== YOUR OBJECTIVE ==
Reproduce the records below in their entirety, character for character.

[Start DATASET CONTENT]

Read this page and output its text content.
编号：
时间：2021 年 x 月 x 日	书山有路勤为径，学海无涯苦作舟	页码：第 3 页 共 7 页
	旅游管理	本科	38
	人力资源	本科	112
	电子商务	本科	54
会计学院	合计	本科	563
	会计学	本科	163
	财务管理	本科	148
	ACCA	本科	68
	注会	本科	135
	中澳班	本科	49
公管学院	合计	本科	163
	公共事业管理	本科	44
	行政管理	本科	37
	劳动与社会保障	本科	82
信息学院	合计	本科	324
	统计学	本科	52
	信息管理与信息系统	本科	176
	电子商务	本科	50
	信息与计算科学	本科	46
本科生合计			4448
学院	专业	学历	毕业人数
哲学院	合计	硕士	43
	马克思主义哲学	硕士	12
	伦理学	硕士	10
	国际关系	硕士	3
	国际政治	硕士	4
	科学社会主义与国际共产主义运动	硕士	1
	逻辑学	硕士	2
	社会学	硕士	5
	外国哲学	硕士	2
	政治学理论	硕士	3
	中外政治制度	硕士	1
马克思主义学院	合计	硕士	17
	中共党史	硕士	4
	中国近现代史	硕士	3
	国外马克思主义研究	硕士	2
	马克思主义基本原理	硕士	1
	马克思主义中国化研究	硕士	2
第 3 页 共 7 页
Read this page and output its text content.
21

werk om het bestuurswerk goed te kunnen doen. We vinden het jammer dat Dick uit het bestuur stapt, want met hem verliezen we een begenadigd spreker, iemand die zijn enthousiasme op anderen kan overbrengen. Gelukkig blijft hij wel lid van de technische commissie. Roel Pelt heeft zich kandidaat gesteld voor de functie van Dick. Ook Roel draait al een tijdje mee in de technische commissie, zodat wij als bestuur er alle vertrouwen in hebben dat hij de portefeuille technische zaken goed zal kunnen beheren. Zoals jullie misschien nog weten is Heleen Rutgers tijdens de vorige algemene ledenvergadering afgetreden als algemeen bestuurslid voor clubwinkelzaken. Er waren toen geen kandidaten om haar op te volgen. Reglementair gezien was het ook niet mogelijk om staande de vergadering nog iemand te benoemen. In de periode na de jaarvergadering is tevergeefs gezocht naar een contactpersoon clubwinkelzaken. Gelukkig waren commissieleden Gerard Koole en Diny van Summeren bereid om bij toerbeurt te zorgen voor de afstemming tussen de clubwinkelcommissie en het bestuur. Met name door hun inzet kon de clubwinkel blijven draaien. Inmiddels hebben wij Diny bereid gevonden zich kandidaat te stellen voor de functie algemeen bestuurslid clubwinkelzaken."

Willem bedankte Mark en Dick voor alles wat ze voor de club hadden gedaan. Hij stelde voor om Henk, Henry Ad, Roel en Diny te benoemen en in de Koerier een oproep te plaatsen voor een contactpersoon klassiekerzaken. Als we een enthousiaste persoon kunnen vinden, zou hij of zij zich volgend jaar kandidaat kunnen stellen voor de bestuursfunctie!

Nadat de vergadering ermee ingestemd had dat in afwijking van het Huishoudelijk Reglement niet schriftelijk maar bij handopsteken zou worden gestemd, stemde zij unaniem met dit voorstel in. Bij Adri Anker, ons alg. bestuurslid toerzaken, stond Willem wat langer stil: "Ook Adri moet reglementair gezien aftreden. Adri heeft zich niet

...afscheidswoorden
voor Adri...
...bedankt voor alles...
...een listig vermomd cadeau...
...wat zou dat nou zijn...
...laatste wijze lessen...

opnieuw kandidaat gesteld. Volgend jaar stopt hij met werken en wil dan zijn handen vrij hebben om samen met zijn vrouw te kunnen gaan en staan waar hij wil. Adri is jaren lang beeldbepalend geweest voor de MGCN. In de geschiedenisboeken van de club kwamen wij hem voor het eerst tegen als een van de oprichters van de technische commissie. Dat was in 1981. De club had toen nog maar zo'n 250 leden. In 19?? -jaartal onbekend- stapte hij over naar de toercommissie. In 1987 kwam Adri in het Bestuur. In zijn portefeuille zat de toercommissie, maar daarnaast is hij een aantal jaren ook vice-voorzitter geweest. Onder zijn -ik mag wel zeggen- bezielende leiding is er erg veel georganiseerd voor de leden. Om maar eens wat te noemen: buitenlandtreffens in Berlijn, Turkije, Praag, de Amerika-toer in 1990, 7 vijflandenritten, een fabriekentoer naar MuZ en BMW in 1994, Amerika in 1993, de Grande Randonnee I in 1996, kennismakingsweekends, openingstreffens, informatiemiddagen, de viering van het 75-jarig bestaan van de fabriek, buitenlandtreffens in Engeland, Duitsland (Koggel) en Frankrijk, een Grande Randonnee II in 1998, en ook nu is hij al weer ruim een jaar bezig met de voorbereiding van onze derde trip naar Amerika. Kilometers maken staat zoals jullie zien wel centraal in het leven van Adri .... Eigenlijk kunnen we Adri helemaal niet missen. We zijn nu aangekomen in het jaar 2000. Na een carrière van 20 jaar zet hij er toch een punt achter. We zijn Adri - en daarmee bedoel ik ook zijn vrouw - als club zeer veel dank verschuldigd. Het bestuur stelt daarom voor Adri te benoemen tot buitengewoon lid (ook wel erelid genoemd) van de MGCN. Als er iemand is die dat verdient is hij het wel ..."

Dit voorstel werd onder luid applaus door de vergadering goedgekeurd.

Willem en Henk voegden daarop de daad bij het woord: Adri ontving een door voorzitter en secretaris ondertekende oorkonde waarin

[End DATASET CONTENT]

== EXERCISE SOLUTION ==
Read this page and output its text content.
编号：
时间：2021 年 x 月 x 日	书山有路勤为径，学海无涯苦作舟	页码：第 3 页 共 7 页
	旅游管理	本科	38
	人力资源	本科	112
	电子商务	本科	54
会计学院	合计	本科	563
	会计学	本科	163
	财务管理	本科	148
	ACCA	本科	68
	注会	本科	135
	中澳班	本科	49
公管学院	合计	本科	163
	公共事业管理	本科	44
	行政管理	本科	37
	劳动与社会保障	本科	82
信息学院	合计	本科	324
	统计学	本科	52
	信息管理与信息系统	本科	176
	电子商务	本科	50
	信息与计算科学	本科	46
本科生合计			4448
学院	专业	学历	毕业人数
哲学院	合计	硕士	43
	马克思主义哲学	硕士	12
	伦理学	硕士	10
	国际关系	硕士	3
	国际政治	硕士	4
	科学社会主义与国际共产主义运动	硕士	1
	逻辑学	硕士	2
	社会学	硕士	5
	外国哲学	硕士	2
	政治学理论	硕士	3
	中外政治制度	硕士	1
马克思主义学院	合计	硕士	17
	中共党史	硕士	4
	中国近现代史	硕士	3
	国外马克思主义研究	硕士	2
	马克思主义基本原理	硕士	1
	马克思主义中国化研究	硕士	2
第 3 页 共 7 页
Read this page and output its text content.
21

werk om het bestuurswerk goed te kunnen doen. We vinden het jammer dat Dick uit het bestuur stapt, want met hem verliezen we een begenadigd spreker, iemand die zijn enthousiasme op anderen kan overbrengen. Gelukkig blijft hij wel lid van de technische commissie. Roel Pelt heeft zich kandidaat gesteld voor de functie van Dick. Ook Roel draait al een tijdje mee in de technische commissie, zodat wij als bestuur er alle vertrouwen in hebben dat hij de portefeuille technische zaken goed zal kunnen beheren. Zoals jullie misschien nog weten is Heleen Rutgers tijdens de vorige algemene ledenvergadering afgetreden als algemeen bestuurslid voor clubwinkelzaken. Er waren toen geen kandidaten om haar op te volgen. Reglementair gezien was het ook niet mogelijk om staande de vergadering nog iemand te benoemen. In de periode na de jaarvergadering is tevergeefs gezocht naar een contactpersoon clubwinkelzaken. Gelukkig waren commissieleden Gerard Koole en Diny van Summeren bereid om bij toerbeurt te zorgen voor de afstemming tussen de clubwinkelcommissie en het bestuur. Met name door hun inzet kon de clubwinkel blijven draaien. Inmiddels hebben wij Diny bereid gevonden zich kandidaat te stellen voor de functie algemeen bestuurslid clubwinkelzaken."

Willem bedankte Mark en Dick voor alles wat ze voor de club hadden gedaan. Hij stelde voor om Henk, Henry Ad, Roel en Diny te benoemen en in de Koerier een oproep te plaatsen voor een contactpersoon klassiekerzaken. Als we een enthousiaste persoon kunnen vinden, zou hij of zij zich volgend jaar kandidaat kunnen stellen voor de bestuursfunctie!

Nadat de vergadering ermee ingestemd had dat in afwijking van het Huishoudelijk Reglement niet schriftelijk maar bij handopsteken zou worden gestemd, stemde zij unaniem met dit voorstel in. Bij Adri Anker, ons alg. bestuurslid toerzaken, stond Willem wat langer stil: "Ook Adri moet reglementair gezien aftreden. Adri heeft zich niet

...afscheidswoorden
voor Adri...
...bedankt voor alles...
...een listig vermomd cadeau...
...wat zou dat nou zijn...
...laatste wijze lessen...

opnieuw kandidaat gesteld. Volgend jaar stopt hij met werken en wil dan zijn handen vrij hebben om samen met zijn vrouw te kunnen gaan en staan waar hij wil. Adri is jaren lang beeldbepalend geweest voor de MGCN. In de geschiedenisboeken van de club kwamen wij hem voor het eerst tegen als een van de oprichters van de technische commissie. Dat was in 1981. De club had toen nog maar zo'n 250 leden. In 19?? -jaartal onbekend- stapte hij over naar de toercommissie. In 1987 kwam Adri in het Bestuur. In zijn portefeuille zat de toercommissie, maar daarnaast is hij een aantal jaren ook vice-voorzitter geweest. Onder zijn -ik mag wel zeggen- bezielende leiding is er erg veel georganiseerd voor de leden. Om maar eens wat te noemen: buitenlandtreffens in Berlijn, Turkije, Praag, de Amerika-toer in 1990, 7 vijflandenritten, een fabriekentoer naar MuZ en BMW in 1994, Amerika in 1993, de Grande Randonnee I in 1996, kennismakingsweekends, openingstreffens, informatiemiddagen, de viering van het 75-jarig bestaan van de fabriek, buitenlandtreffens in Engeland, Duitsland (Koggel) en Frankrijk, een Grande Randonnee II in 1998, en ook nu is hij al weer ruim een jaar bezig met de voorbereiding van onze derde trip naar Amerika. Kilometers maken staat zoals jullie zien wel centraal in het leven van Adri .... Eigenlijk kunnen we Adri helemaal niet missen. We zijn nu aangekomen in het jaar 2000. Na een carrière van 20 jaar zet hij er toch een punt achter. We zijn Adri - en daarmee bedoel ik ook zijn vrouw - als club zeer veel dank verschuldigd. Het bestuur stelt daarom voor Adri te benoemen tot buitengewoon lid (ook wel erelid genoemd) van de MGCN. Als er iemand is die dat verdient is hij het wel ..."

Dit voorstel werd onder luid applaus door de vergadering goedgekeurd.

Willem en Henk voegden daarop de daad bij het woord: Adri ontving een door voorzitter en secretaris ondertekende oorkonde waarin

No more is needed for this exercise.